▶ _Short task_
Produce the listing below again, exactly as shown.

━━━━━━━━━━

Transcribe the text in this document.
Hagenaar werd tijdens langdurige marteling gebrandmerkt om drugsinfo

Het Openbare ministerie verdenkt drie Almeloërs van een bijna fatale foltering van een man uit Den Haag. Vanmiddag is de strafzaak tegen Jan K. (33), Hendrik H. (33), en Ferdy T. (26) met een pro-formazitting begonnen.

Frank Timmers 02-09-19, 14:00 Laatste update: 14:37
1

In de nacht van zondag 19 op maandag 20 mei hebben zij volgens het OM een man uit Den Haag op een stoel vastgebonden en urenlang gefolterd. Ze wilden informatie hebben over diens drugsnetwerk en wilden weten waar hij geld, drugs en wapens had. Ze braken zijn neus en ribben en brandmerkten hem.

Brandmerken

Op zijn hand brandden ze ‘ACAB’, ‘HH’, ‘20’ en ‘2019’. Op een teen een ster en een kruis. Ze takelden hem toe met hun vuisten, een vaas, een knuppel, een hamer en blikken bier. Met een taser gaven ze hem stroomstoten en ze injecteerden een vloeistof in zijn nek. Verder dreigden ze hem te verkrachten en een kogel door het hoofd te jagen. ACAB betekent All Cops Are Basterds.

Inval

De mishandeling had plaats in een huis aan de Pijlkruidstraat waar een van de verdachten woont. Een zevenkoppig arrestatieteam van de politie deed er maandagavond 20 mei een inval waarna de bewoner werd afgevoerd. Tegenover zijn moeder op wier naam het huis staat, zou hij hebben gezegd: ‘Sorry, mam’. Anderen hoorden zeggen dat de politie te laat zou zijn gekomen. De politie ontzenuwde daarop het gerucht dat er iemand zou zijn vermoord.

━━━━━━━━━━

▶ _The completed task_
Transcribe the text in this document.
Hagenaar werd tijdens langdurige marteling gebrandmerkt om drugsinfo

Het Openbare ministerie verdenkt drie Almeloërs van een bijna fatale foltering van een man uit Den Haag. Vanmiddag is de strafzaak tegen Jan K. (33), Hendrik H. (33), en Ferdy T. (26) met een pro-formazitting begonnen.

Frank Timmers 02-09-19, 14:00 Laatste update: 14:37
1

In de nacht van zondag 19 op maandag 20 mei hebben zij volgens het OM een man uit Den Haag op een stoel vastgebonden en urenlang gefolterd. Ze wilden informatie hebben over diens drugsnetwerk en wilden weten waar hij geld, drugs en wapens had. Ze braken zijn neus en ribben en brandmerkten hem.

Brandmerken

Op zijn hand brandden ze ‘ACAB’, ‘HH’, ‘20’ en ‘2019’. Op een teen een ster en een kruis. Ze takelden hem toe met hun vuisten, een vaas, een knuppel, een hamer en blikken bier. Met een taser gaven ze hem stroomstoten en ze injecteerden een vloeistof in zijn nek. Verder dreigden ze hem te verkrachten en een kogel door het hoofd te jagen. ACAB betekent All Cops Are Basterds.

Inval

De mishandeling had plaats in een huis aan de Pijlkruidstraat waar een van de verdachten woont. Een zevenkoppig arrestatieteam van de politie deed er maandagavond 20 mei een inval waarna de bewoner werd afgevoerd. Tegenover zijn moeder op wier naam het huis staat, zou hij hebben gezegd: ‘Sorry, mam’. Anderen hoorden zeggen dat de politie te laat zou zijn gekomen. De politie ontzenuwde daarop het gerucht dat er iemand zou zijn vermoord.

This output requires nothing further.